(Stored data entries)
--*--
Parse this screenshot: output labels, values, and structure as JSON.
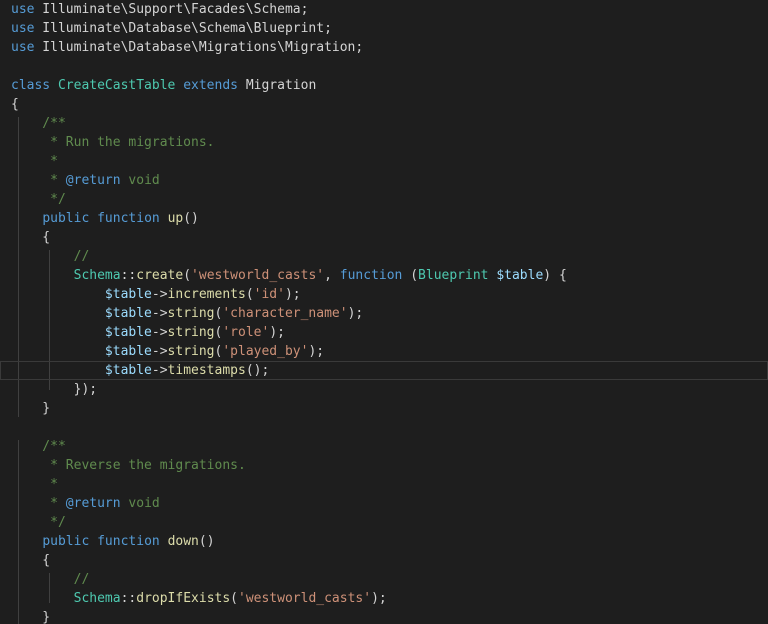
{
  "editor": {
    "lines": [
      {
        "tokens": [
          {
            "t": "use",
            "c": "kw"
          },
          {
            "t": " Illuminate\\Support\\Facades\\Schema;",
            "c": "plain"
          }
        ]
      },
      {
        "tokens": [
          {
            "t": "use",
            "c": "kw"
          },
          {
            "t": " Illuminate\\Database\\Schema\\Blueprint;",
            "c": "plain"
          }
        ]
      },
      {
        "tokens": [
          {
            "t": "use",
            "c": "kw"
          },
          {
            "t": " Illuminate\\Database\\Migrations\\Migration;",
            "c": "plain"
          }
        ]
      },
      {
        "tokens": []
      },
      {
        "tokens": [
          {
            "t": "class",
            "c": "kw"
          },
          {
            "t": " ",
            "c": "plain"
          },
          {
            "t": "CreateCastTable",
            "c": "type"
          },
          {
            "t": " ",
            "c": "plain"
          },
          {
            "t": "extends",
            "c": "kw"
          },
          {
            "t": " Migration",
            "c": "plain"
          }
        ]
      },
      {
        "tokens": [
          {
            "t": "{",
            "c": "pn"
          }
        ]
      },
      {
        "tokens": [
          {
            "t": "    /**",
            "c": "cm"
          }
        ]
      },
      {
        "tokens": [
          {
            "t": "     * Run the migrations.",
            "c": "cm"
          }
        ]
      },
      {
        "tokens": [
          {
            "t": "     *",
            "c": "cm"
          }
        ]
      },
      {
        "tokens": [
          {
            "t": "     * ",
            "c": "cm"
          },
          {
            "t": "@return",
            "c": "cmkw"
          },
          {
            "t": " void",
            "c": "cm"
          }
        ]
      },
      {
        "tokens": [
          {
            "t": "     */",
            "c": "cm"
          }
        ]
      },
      {
        "tokens": [
          {
            "t": "    ",
            "c": "plain"
          },
          {
            "t": "public",
            "c": "kw"
          },
          {
            "t": " ",
            "c": "plain"
          },
          {
            "t": "function",
            "c": "kw"
          },
          {
            "t": " ",
            "c": "plain"
          },
          {
            "t": "up",
            "c": "fn"
          },
          {
            "t": "()",
            "c": "pn"
          }
        ]
      },
      {
        "tokens": [
          {
            "t": "    {",
            "c": "pn"
          }
        ]
      },
      {
        "tokens": [
          {
            "t": "        //",
            "c": "cm"
          }
        ]
      },
      {
        "tokens": [
          {
            "t": "        ",
            "c": "plain"
          },
          {
            "t": "Schema",
            "c": "type"
          },
          {
            "t": "::",
            "c": "pn"
          },
          {
            "t": "create",
            "c": "fn"
          },
          {
            "t": "(",
            "c": "pn"
          },
          {
            "t": "'westworld_casts'",
            "c": "str"
          },
          {
            "t": ", ",
            "c": "pn"
          },
          {
            "t": "function",
            "c": "kw"
          },
          {
            "t": " (",
            "c": "pn"
          },
          {
            "t": "Blueprint",
            "c": "type"
          },
          {
            "t": " ",
            "c": "plain"
          },
          {
            "t": "$table",
            "c": "var"
          },
          {
            "t": ") {",
            "c": "pn"
          }
        ]
      },
      {
        "tokens": [
          {
            "t": "            ",
            "c": "plain"
          },
          {
            "t": "$table",
            "c": "var"
          },
          {
            "t": "->",
            "c": "pn"
          },
          {
            "t": "increments",
            "c": "fn"
          },
          {
            "t": "(",
            "c": "pn"
          },
          {
            "t": "'id'",
            "c": "str"
          },
          {
            "t": ");",
            "c": "pn"
          }
        ]
      },
      {
        "tokens": [
          {
            "t": "            ",
            "c": "plain"
          },
          {
            "t": "$table",
            "c": "var"
          },
          {
            "t": "->",
            "c": "pn"
          },
          {
            "t": "string",
            "c": "fn"
          },
          {
            "t": "(",
            "c": "pn"
          },
          {
            "t": "'character_name'",
            "c": "str"
          },
          {
            "t": ");",
            "c": "pn"
          }
        ]
      },
      {
        "tokens": [
          {
            "t": "            ",
            "c": "plain"
          },
          {
            "t": "$table",
            "c": "var"
          },
          {
            "t": "->",
            "c": "pn"
          },
          {
            "t": "string",
            "c": "fn"
          },
          {
            "t": "(",
            "c": "pn"
          },
          {
            "t": "'role'",
            "c": "str"
          },
          {
            "t": ");",
            "c": "pn"
          }
        ]
      },
      {
        "tokens": [
          {
            "t": "            ",
            "c": "plain"
          },
          {
            "t": "$table",
            "c": "var"
          },
          {
            "t": "->",
            "c": "pn"
          },
          {
            "t": "string",
            "c": "fn"
          },
          {
            "t": "(",
            "c": "pn"
          },
          {
            "t": "'played_by'",
            "c": "str"
          },
          {
            "t": ");",
            "c": "pn"
          }
        ]
      },
      {
        "tokens": [
          {
            "t": "            ",
            "c": "plain"
          },
          {
            "t": "$table",
            "c": "var"
          },
          {
            "t": "->",
            "c": "pn"
          },
          {
            "t": "timestamps",
            "c": "fn"
          },
          {
            "t": "();",
            "c": "pn"
          }
        ],
        "current": true
      },
      {
        "tokens": [
          {
            "t": "        });",
            "c": "pn"
          }
        ]
      },
      {
        "tokens": [
          {
            "t": "    }",
            "c": "pn"
          }
        ]
      },
      {
        "tokens": []
      },
      {
        "tokens": [
          {
            "t": "    /**",
            "c": "cm"
          }
        ]
      },
      {
        "tokens": [
          {
            "t": "     * Reverse the migrations.",
            "c": "cm"
          }
        ]
      },
      {
        "tokens": [
          {
            "t": "     *",
            "c": "cm"
          }
        ]
      },
      {
        "tokens": [
          {
            "t": "     * ",
            "c": "cm"
          },
          {
            "t": "@return",
            "c": "cmkw"
          },
          {
            "t": " void",
            "c": "cm"
          }
        ]
      },
      {
        "tokens": [
          {
            "t": "     */",
            "c": "cm"
          }
        ]
      },
      {
        "tokens": [
          {
            "t": "    ",
            "c": "plain"
          },
          {
            "t": "public",
            "c": "kw"
          },
          {
            "t": " ",
            "c": "plain"
          },
          {
            "t": "function",
            "c": "kw"
          },
          {
            "t": " ",
            "c": "plain"
          },
          {
            "t": "down",
            "c": "fn"
          },
          {
            "t": "()",
            "c": "pn"
          }
        ]
      },
      {
        "tokens": [
          {
            "t": "    {",
            "c": "pn"
          }
        ]
      },
      {
        "tokens": [
          {
            "t": "        //",
            "c": "cm"
          }
        ]
      },
      {
        "tokens": [
          {
            "t": "        ",
            "c": "plain"
          },
          {
            "t": "Schema",
            "c": "type"
          },
          {
            "t": "::",
            "c": "pn"
          },
          {
            "t": "dropIfExists",
            "c": "fn"
          },
          {
            "t": "(",
            "c": "pn"
          },
          {
            "t": "'westworld_casts'",
            "c": "str"
          },
          {
            "t": ");",
            "c": "pn"
          }
        ]
      },
      {
        "tokens": [
          {
            "t": "    }",
            "c": "pn"
          }
        ]
      }
    ]
  }
}
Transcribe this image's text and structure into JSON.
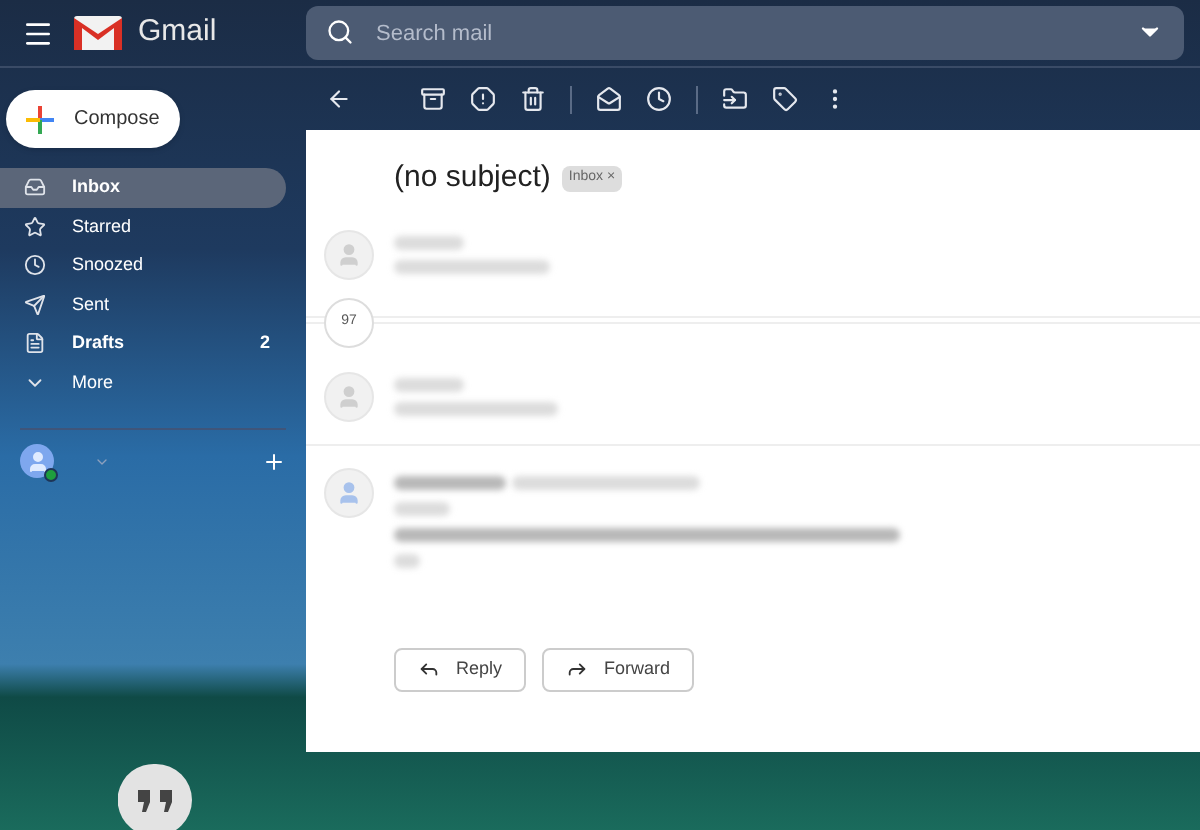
--*--
WHAT THE TASK REQUIRES:
Set the listing down in full and exactly. Pictures within it should not appear in the copy.

OUTPUT BELOW:
Parse this screenshot: output labels, values, and structure as JSON.
{
  "editor": {
    "lines": [
      {
        "tokens": [
          {
            "t": "use",
            "c": "kw"
          },
          {
            "t": " Illuminate\\Support\\Facades\\Schema;",
            "c": "plain"
          }
        ]
      },
      {
        "tokens": [
          {
            "t": "use",
            "c": "kw"
          },
          {
            "t": " Illuminate\\Database\\Schema\\Blueprint;",
            "c": "plain"
          }
        ]
      },
      {
        "tokens": [
          {
            "t": "use",
            "c": "kw"
          },
          {
            "t": " Illuminate\\Database\\Migrations\\Migration;",
            "c": "plain"
          }
        ]
      },
      {
        "tokens": []
      },
      {
        "tokens": [
          {
            "t": "class",
            "c": "kw"
          },
          {
            "t": " ",
            "c": "plain"
          },
          {
            "t": "CreateCastTable",
            "c": "type"
          },
          {
            "t": " ",
            "c": "plain"
          },
          {
            "t": "extends",
            "c": "kw"
          },
          {
            "t": " Migration",
            "c": "plain"
          }
        ]
      },
      {
        "tokens": [
          {
            "t": "{",
            "c": "pn"
          }
        ]
      },
      {
        "tokens": [
          {
            "t": "    /**",
            "c": "cm"
          }
        ]
      },
      {
        "tokens": [
          {
            "t": "     * Run the migrations.",
            "c": "cm"
          }
        ]
      },
      {
        "tokens": [
          {
            "t": "     *",
            "c": "cm"
          }
        ]
      },
      {
        "tokens": [
          {
            "t": "     * ",
            "c": "cm"
          },
          {
            "t": "@return",
            "c": "cmkw"
          },
          {
            "t": " void",
            "c": "cm"
          }
        ]
      },
      {
        "tokens": [
          {
            "t": "     */",
            "c": "cm"
          }
        ]
      },
      {
        "tokens": [
          {
            "t": "    ",
            "c": "plain"
          },
          {
            "t": "public",
            "c": "kw"
          },
          {
            "t": " ",
            "c": "plain"
          },
          {
            "t": "function",
            "c": "kw"
          },
          {
            "t": " ",
            "c": "plain"
          },
          {
            "t": "up",
            "c": "fn"
          },
          {
            "t": "()",
            "c": "pn"
          }
        ]
      },
      {
        "tokens": [
          {
            "t": "    {",
            "c": "pn"
          }
        ]
      },
      {
        "tokens": [
          {
            "t": "        //",
            "c": "cm"
          }
        ]
      },
      {
        "tokens": [
          {
            "t": "        ",
            "c": "plain"
          },
          {
            "t": "Schema",
            "c": "type"
          },
          {
            "t": "::",
            "c": "pn"
          },
          {
            "t": "create",
            "c": "fn"
          },
          {
            "t": "(",
            "c": "pn"
          },
          {
            "t": "'westworld_casts'",
            "c": "str"
          },
          {
            "t": ", ",
            "c": "pn"
          },
          {
            "t": "function",
            "c": "kw"
          },
          {
            "t": " (",
            "c": "pn"
          },
          {
            "t": "Blueprint",
            "c": "type"
          },
          {
            "t": " ",
            "c": "plain"
          },
          {
            "t": "$table",
            "c": "var"
          },
          {
            "t": ") {",
            "c": "pn"
          }
        ]
      },
      {
        "tokens": [
          {
            "t": "            ",
            "c": "plain"
          },
          {
            "t": "$table",
            "c": "var"
          },
          {
            "t": "->",
            "c": "pn"
          },
          {
            "t": "increments",
            "c": "fn"
          },
          {
            "t": "(",
            "c": "pn"
          },
          {
            "t": "'id'",
            "c": "str"
          },
          {
            "t": ");",
            "c": "pn"
          }
        ]
      },
      {
        "tokens": [
          {
            "t": "            ",
            "c": "plain"
          },
          {
            "t": "$table",
            "c": "var"
          },
          {
            "t": "->",
            "c": "pn"
          },
          {
            "t": "string",
            "c": "fn"
          },
          {
            "t": "(",
            "c": "pn"
          },
          {
            "t": "'character_name'",
            "c": "str"
          },
          {
            "t": ");",
            "c": "pn"
          }
        ]
      },
      {
        "tokens": [
          {
            "t": "            ",
            "c": "plain"
          },
          {
            "t": "$table",
            "c": "var"
          },
          {
            "t": "->",
            "c": "pn"
          },
          {
            "t": "string",
            "c": "fn"
          },
          {
            "t": "(",
            "c": "pn"
          },
          {
            "t": "'role'",
            "c": "str"
          },
          {
            "t": ");",
            "c": "pn"
          }
        ]
      },
      {
        "tokens": [
          {
            "t": "            ",
            "c": "plain"
          },
          {
            "t": "$table",
            "c": "var"
          },
          {
            "t": "->",
            "c": "pn"
          },
          {
            "t": "string",
            "c": "fn"
          },
          {
            "t": "(",
            "c": "pn"
          },
          {
            "t": "'played_by'",
            "c": "str"
          },
          {
            "t": ");",
            "c": "pn"
          }
        ]
      },
      {
        "tokens": [
          {
            "t": "            ",
            "c": "plain"
          },
          {
            "t": "$table",
            "c": "var"
          },
          {
            "t": "->",
            "c": "pn"
          },
          {
            "t": "timestamps",
            "c": "fn"
          },
          {
            "t": "();",
            "c": "pn"
          }
        ],
        "current": true
      },
      {
        "tokens": [
          {
            "t": "        });",
            "c": "pn"
          }
        ]
      },
      {
        "tokens": [
          {
            "t": "    }",
            "c": "pn"
          }
        ]
      },
      {
        "tokens": []
      },
      {
        "tokens": [
          {
            "t": "    /**",
            "c": "cm"
          }
        ]
      },
      {
        "tokens": [
          {
            "t": "     * Reverse the migrations.",
            "c": "cm"
          }
        ]
      },
      {
        "tokens": [
          {
            "t": "     *",
            "c": "cm"
          }
        ]
      },
      {
        "tokens": [
          {
            "t": "     * ",
            "c": "cm"
          },
          {
            "t": "@return",
            "c": "cmkw"
          },
          {
            "t": " void",
            "c": "cm"
          }
        ]
      },
      {
        "tokens": [
          {
            "t": "     */",
            "c": "cm"
          }
        ]
      },
      {
        "tokens": [
          {
            "t": "    ",
            "c": "plain"
          },
          {
            "t": "public",
            "c": "kw"
          },
          {
            "t": " ",
            "c": "plain"
          },
          {
            "t": "function",
            "c": "kw"
          },
          {
            "t": " ",
            "c": "plain"
          },
          {
            "t": "down",
            "c": "fn"
          },
          {
            "t": "()",
            "c": "pn"
          }
        ]
      },
      {
        "tokens": [
          {
            "t": "    {",
            "c": "pn"
          }
        ]
      },
      {
        "tokens": [
          {
            "t": "        //",
            "c": "cm"
          }
        ]
      },
      {
        "tokens": [
          {
            "t": "        ",
            "c": "plain"
          },
          {
            "t": "Schema",
            "c": "type"
          },
          {
            "t": "::",
            "c": "pn"
          },
          {
            "t": "dropIfExists",
            "c": "fn"
          },
          {
            "t": "(",
            "c": "pn"
          },
          {
            "t": "'westworld_casts'",
            "c": "str"
          },
          {
            "t": ");",
            "c": "pn"
          }
        ]
      },
      {
        "tokens": [
          {
            "t": "    }",
            "c": "pn"
          }
        ]
      }
    ]
  }
}
Transcribe this image's text and structure into JSON.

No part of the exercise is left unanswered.